> REQUEST 1
Please list every filmmaking detail the reviewer says they liked in the movie review.

== SELECTED EXCERPT

That theyer ... that's a lawta shootin'.

No Country For Plot Structure Old Men:
Okay, I'm sure I'm going to offend nearly everyone of a literary persuasion, but what annoyed me about this movie is what annoys me about most modern capital-L Literature:1 there's no shape to the plot. I can understand plotlessness (even if I don't like it) if it's all about the characters, but for that you need character development, and this didn't even seem to have that. I'm pretty sure the actors knew who they were, but they didn't get much of a chance to let me know. There were one or two characters who I felt I knew well enough, but most of them were just there to get shot, and one of them was just there to do the shooting. The one who narrates the beginning and gives you some of his backstory you only see for about 20 minutes and is only tangentially connected to the story; the one you know the most about is eliminated from the plot about 2/3 through, and is a frustrating mix of cunning and stupid that made me just want to smack him upside the head. Has anyone heard of a climax around here? Or a protagonist? Or even an anti-hero? Can you think of no way to pull me into the story? I'm sure there is plenty of merit to books like these and I'm being bourgeois and small-minded for not liking them, but I can't help feeling there's a little bit of emperor's new clothes happening here, much as with modern art.

My principal appraisal of this film is as follows: It is as if a pair of very talented filmmakers were doing a doctorate in film, for whatever reason, and for their thesis they were given a work of Literature to adapt. And they did so admirably, for all I know, having never read the book myself. There were many things about this film that I liked, they just happened to be exclusively filmmaking things which I wonder if any 'civilian' picked up on (though of course good filmmaking can be sensed by all, regardless). I liked how every time there was a shot down the hood of a car past the ornament, you knew it was the villain driving, even though it was always a different car. I liked how there was always background wind noise, even if there wasn't any evidence for it,2 though I don't know what sort of point it was supposed to make. (The emptiness of existence? The windblown nature of the characters?) I liked how the following-the-blood-trail motif is established when Llewellyn hunts the antelope and is recalled when Segur(sp?) is hunting him. I liked the deep, sweeping vistas of the parched southern prairie. I didn't like the CG of the crow flying off the bridge but that might just be me. I did like how they didn't have to show the guy killing anyone after a while, you knew he'd done it and they didn't even have to bang you on the head with the telegraphing.

====
== DATA IN THIS EXERCISE

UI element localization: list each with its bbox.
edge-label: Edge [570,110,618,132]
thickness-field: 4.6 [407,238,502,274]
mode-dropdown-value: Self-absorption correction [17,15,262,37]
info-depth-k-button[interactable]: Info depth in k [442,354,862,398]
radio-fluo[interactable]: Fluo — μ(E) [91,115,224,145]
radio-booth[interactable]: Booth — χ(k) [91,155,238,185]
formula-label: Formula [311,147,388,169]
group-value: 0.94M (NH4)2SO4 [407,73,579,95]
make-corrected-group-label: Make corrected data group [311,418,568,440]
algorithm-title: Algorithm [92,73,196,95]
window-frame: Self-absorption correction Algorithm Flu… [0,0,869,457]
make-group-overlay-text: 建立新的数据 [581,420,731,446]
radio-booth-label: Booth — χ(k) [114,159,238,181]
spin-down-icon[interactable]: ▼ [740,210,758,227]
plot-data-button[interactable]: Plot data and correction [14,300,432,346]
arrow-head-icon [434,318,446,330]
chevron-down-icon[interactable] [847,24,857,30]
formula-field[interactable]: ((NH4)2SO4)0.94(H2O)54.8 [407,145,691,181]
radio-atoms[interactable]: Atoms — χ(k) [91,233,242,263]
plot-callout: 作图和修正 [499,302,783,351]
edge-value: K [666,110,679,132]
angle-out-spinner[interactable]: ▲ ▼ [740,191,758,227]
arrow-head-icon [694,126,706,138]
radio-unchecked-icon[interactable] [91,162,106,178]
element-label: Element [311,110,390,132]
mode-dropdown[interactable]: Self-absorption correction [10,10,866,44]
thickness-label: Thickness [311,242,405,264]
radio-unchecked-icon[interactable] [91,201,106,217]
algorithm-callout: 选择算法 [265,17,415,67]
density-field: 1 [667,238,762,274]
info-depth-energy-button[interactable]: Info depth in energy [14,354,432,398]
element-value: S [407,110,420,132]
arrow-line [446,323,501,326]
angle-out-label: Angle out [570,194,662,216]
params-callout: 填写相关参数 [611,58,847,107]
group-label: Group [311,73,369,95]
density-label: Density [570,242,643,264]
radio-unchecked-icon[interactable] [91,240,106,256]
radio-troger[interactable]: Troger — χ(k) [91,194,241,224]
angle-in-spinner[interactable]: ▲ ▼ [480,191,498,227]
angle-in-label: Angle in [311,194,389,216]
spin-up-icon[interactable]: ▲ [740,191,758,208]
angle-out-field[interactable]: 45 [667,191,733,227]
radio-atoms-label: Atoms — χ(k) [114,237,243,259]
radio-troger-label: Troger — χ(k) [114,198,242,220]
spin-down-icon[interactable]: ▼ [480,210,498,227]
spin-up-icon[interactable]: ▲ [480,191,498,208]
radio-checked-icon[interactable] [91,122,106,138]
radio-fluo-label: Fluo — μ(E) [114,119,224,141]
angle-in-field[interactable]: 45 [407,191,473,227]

====

> REQUEST 2
Reproduce the records word for word, starting at the first line of the records and ending at the line that contains "spin-up-icon[interactable]: ▲ [740,191,758,208]", with both of those lines included.

> EXERCISE RESPONSE 1
- Shots down the hood of a car past the ornament, which showed it was the villain driving even though it was always a different car
- The constant background wind noise
- The blood-trail motif, set up when Llewellyn hunts the antelope and recalled when Segur hunts him
- The deep, sweeping vistas of the parched southern prairie
- Not having to show the killer killing anyone after a while, because you knew he'd done it

> EXERCISE RESPONSE 2
UI element localization: list each with its bbox.
edge-label: Edge [570,110,618,132]
thickness-field: 4.6 [407,238,502,274]
mode-dropdown-value: Self-absorption correction [17,15,262,37]
info-depth-k-button[interactable]: Info depth in k [442,354,862,398]
radio-fluo[interactable]: Fluo — μ(E) [91,115,224,145]
radio-booth[interactable]: Booth — χ(k) [91,155,238,185]
formula-label: Formula [311,147,388,169]
group-value: 0.94M (NH4)2SO4 [407,73,579,95]
make-corrected-group-label: Make corrected data group [311,418,568,440]
algorithm-title: Algorithm [92,73,196,95]
window-frame: Self-absorption correction Algorithm Flu… [0,0,869,457]
make-group-overlay-text: 建立新的数据 [581,420,731,446]
radio-booth-label: Booth — χ(k) [114,159,238,181]
spin-down-icon[interactable]: ▼ [740,210,758,227]
plot-data-button[interactable]: Plot data and correction [14,300,432,346]
arrow-head-icon [434,318,446,330]
chevron-down-icon[interactable] [847,24,857,30]
formula-field[interactable]: ((NH4)2SO4)0.94(H2O)54.8 [407,145,691,181]
radio-atoms[interactable]: Atoms — χ(k) [91,233,242,263]
plot-callout: 作图和修正 [499,302,783,351]
edge-value: K [666,110,679,132]
angle-out-spinner[interactable]: ▲ ▼ [740,191,758,227]
arrow-head-icon [694,126,706,138]
radio-unchecked-icon[interactable] [91,162,106,178]
element-label: Element [311,110,390,132]
mode-dropdown[interactable]: Self-absorption correction [10,10,866,44]
thickness-label: Thickness [311,242,405,264]
radio-unchecked-icon[interactable] [91,201,106,217]
algorithm-callout: 选择算法 [265,17,415,67]
density-field: 1 [667,238,762,274]
info-depth-energy-button[interactable]: Info depth in energy [14,354,432,398]
element-value: S [407,110,420,132]
arrow-line [446,323,501,326]
angle-out-label: Angle out [570,194,662,216]
params-callout: 填写相关参数 [611,58,847,107]
group-label: Group [311,73,369,95]
density-label: Density [570,242,643,264]
radio-unchecked-icon[interactable] [91,240,106,256]
radio-troger[interactable]: Troger — χ(k) [91,194,241,224]
angle-in-spinner[interactable]: ▲ ▼ [480,191,498,227]
angle-in-label: Angle in [311,194,389,216]
spin-up-icon[interactable]: ▲ [740,191,758,208]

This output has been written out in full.